● Things to do
A – Can you print, word for word, the rows that follow the text, from the first row through the line that contains "colorbar-tick-labels: -3.0 -1.0", with both of those lines included?
B – Could you continue the passage on the two-year time limit and the active asset test from where it stops?

● Excerpted text
——————

The two year time limit prescribed may be extended by the Commissioner in certain circumstances, where there is evidence of an acceptable explanation for the period of extension requested and whether it would be fair and equitable to provide such an extension. You intend to sell the property in the 20XX income year (approximately X years after your late spouse passed away). The delay was not due to factors outside your control. An extension would not be granted to others in similar circumstances. Accordingly, the Commissioner will not exercise the discretion in subsection 152-80(3) of the ITAA 1997 to extend the two year time limit.
As section 152-80 does not apply, the acquisition date of your 50% interest in the property acquired from your late spouse is reset to 20XX.
You will meet the small business entity test as you were carrying on a business in the 20XX income year and your aggregated turnover was less than $2 million in the 20XX income year.
As the acquisition date has been reset to 20XX your period of ownership will be approximately X years, as you intend to sell the property in the 20XX income year. To meet the active asset test, the property has to be an active asset for at least half the ownership period and the property also has to be used in the course of carrying on a business during that time. However, the main use of the asset cannot be to derive rent, unless its main use for deriving rent is only temporary.

——————

● Excerpted records
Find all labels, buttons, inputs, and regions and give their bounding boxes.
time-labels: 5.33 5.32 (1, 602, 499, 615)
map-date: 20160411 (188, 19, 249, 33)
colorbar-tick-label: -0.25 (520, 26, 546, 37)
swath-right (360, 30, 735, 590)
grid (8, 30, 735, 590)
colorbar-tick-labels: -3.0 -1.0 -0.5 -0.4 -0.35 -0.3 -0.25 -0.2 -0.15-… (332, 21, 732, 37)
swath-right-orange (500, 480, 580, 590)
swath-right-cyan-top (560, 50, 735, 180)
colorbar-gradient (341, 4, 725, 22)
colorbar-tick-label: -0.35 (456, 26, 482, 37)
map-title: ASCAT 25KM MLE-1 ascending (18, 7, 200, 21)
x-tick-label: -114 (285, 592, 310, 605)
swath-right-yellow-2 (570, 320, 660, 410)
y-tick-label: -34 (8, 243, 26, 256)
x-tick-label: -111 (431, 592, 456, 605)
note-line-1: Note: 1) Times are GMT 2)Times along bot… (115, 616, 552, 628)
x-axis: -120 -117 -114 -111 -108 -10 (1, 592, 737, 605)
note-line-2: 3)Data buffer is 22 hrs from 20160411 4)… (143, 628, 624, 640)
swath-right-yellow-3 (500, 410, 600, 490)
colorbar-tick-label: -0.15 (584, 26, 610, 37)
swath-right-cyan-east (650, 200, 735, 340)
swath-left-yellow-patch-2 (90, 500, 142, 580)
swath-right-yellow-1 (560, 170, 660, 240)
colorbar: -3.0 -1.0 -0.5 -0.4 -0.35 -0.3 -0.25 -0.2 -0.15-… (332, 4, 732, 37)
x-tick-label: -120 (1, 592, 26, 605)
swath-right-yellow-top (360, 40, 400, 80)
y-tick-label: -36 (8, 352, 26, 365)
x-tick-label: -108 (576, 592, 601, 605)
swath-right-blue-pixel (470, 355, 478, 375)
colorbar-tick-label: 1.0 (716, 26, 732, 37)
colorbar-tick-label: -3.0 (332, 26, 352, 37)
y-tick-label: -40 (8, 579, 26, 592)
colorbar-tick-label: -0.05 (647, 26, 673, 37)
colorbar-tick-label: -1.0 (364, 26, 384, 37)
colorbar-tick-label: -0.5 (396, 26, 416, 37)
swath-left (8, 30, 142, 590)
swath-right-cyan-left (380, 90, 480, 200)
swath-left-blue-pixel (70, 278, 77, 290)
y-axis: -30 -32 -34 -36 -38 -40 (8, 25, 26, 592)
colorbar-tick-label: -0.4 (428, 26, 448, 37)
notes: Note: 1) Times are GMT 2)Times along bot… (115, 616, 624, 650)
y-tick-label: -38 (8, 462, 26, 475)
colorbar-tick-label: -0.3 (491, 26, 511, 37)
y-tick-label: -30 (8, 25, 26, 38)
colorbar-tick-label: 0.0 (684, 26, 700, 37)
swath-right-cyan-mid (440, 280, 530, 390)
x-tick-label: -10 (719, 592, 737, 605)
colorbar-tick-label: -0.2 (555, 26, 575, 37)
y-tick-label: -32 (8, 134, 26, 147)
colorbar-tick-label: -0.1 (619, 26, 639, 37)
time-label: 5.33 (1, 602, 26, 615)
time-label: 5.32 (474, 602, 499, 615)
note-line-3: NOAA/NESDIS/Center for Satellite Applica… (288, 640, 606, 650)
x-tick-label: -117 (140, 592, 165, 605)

——————

● Expected answers
A –
Find all labels, buttons, inputs, and regions and give their bounding boxes.
time-labels: 5.33 5.32 (1, 602, 499, 615)
map-date: 20160411 (188, 19, 249, 33)
colorbar-tick-label: -0.25 (520, 26, 546, 37)
swath-right (360, 30, 735, 590)
grid (8, 30, 735, 590)
colorbar-tick-labels: -3.0 -1.0 -0.5 -0.4 -0.35 -0.3 -0.25 -0.2 -0.15-… (332, 21, 732, 37)

B –
For the period you owned the property, it has been used by Y business for long term stays for periods of 12 months or longer (with limited exceptions, such as if the occupant passes away) and by Z business on long term lease to a third party.
As the property has been used to derive rent for the period you owned the property, it does not meet the active asset test under paragraph 152-40(4)(e)(ii) of the ITAA 1997 and you do not meet the basic conditions for the small business CGT concessions. You are therefore not eligible to claim any of the small business CGT concessions.